* _Challenge_: In the lines below, find how many contain the word "LENGTH" and report that figure alone.

— Start Data listing —

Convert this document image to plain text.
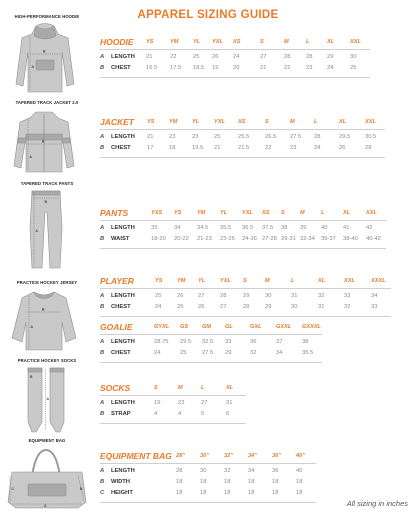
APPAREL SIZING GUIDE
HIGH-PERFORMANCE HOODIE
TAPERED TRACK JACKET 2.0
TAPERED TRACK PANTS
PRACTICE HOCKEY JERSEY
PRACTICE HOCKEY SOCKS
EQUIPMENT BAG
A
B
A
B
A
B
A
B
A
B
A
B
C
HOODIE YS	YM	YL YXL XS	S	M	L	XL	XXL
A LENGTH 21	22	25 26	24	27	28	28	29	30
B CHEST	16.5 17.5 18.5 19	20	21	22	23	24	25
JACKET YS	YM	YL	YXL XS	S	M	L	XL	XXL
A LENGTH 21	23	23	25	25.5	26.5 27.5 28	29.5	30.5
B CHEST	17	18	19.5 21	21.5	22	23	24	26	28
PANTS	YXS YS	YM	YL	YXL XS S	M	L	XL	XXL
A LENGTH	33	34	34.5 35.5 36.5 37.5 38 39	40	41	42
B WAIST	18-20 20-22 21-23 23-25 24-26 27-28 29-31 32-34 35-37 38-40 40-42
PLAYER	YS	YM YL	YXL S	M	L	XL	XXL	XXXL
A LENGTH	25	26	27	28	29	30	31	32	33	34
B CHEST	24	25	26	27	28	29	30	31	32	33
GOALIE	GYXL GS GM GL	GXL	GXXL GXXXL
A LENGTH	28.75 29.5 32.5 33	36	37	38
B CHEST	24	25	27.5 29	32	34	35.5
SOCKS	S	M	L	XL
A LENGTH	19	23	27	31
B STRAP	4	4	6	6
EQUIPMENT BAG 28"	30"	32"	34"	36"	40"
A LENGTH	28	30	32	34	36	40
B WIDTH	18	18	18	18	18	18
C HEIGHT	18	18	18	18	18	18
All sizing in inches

— End Data listing —
— Start Data listing —

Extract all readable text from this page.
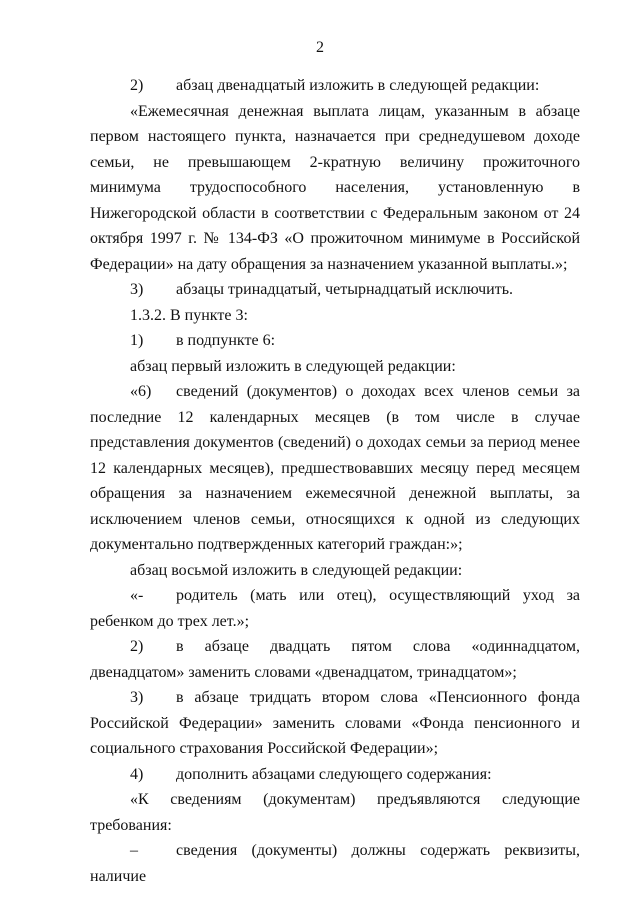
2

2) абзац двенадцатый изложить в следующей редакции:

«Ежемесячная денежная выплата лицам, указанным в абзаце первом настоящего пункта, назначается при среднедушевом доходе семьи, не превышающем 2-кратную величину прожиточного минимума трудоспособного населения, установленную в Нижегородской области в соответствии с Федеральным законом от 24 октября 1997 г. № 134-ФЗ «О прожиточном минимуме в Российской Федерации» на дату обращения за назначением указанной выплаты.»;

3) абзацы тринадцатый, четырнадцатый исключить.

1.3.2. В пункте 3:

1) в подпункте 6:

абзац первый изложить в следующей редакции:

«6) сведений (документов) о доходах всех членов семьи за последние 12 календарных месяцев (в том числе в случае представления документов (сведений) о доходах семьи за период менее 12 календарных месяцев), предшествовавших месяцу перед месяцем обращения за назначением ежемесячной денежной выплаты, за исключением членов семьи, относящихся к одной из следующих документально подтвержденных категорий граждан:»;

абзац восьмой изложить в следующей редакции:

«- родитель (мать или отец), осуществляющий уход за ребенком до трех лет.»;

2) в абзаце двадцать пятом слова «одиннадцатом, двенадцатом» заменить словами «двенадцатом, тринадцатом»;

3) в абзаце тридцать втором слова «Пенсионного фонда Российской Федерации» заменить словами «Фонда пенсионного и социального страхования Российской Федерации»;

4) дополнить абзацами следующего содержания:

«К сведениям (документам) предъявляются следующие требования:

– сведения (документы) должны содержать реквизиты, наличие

— End Data listing —
— Start Data listing —

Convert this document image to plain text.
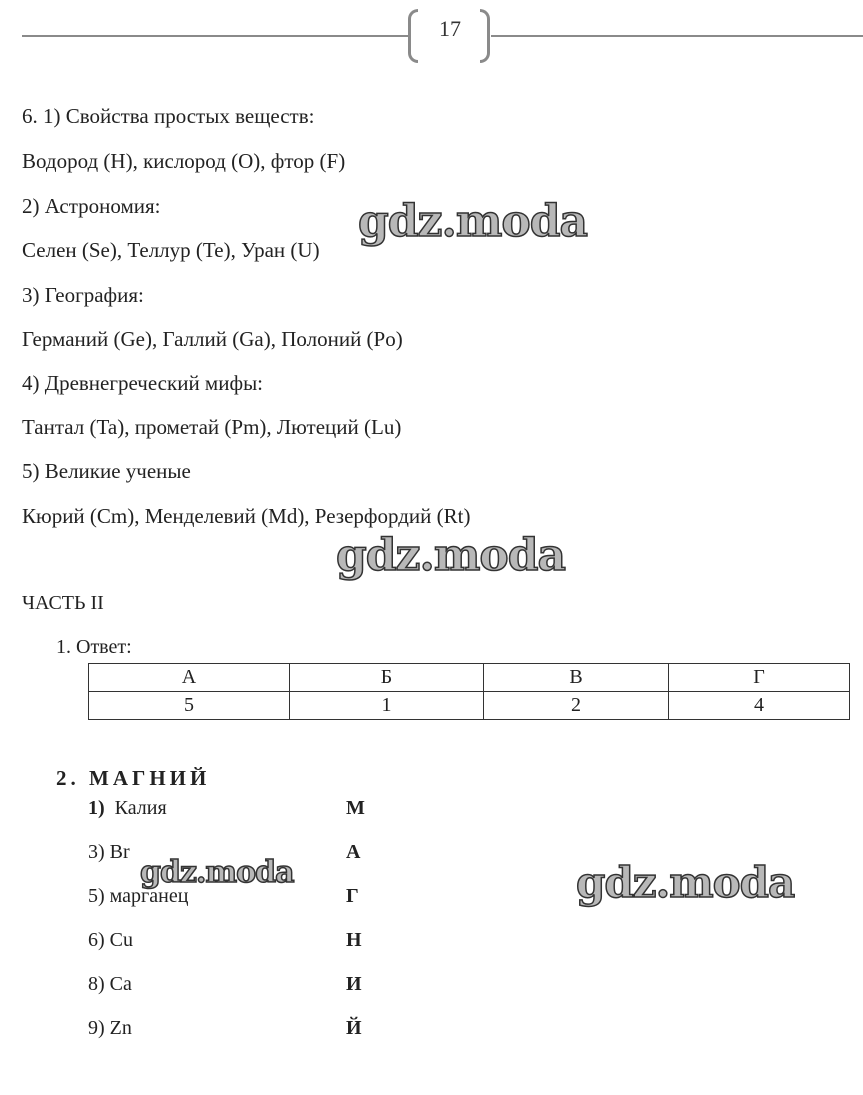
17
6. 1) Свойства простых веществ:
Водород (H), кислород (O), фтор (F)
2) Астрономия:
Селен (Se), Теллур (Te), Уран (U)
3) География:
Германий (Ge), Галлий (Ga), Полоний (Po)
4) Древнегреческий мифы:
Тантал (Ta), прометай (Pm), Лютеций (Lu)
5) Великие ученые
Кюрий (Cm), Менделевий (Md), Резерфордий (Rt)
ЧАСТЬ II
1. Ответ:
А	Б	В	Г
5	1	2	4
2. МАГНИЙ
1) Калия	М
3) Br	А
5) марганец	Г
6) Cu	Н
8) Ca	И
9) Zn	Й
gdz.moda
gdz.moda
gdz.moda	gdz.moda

— End Data listing —

* _Answer to this problem_: 7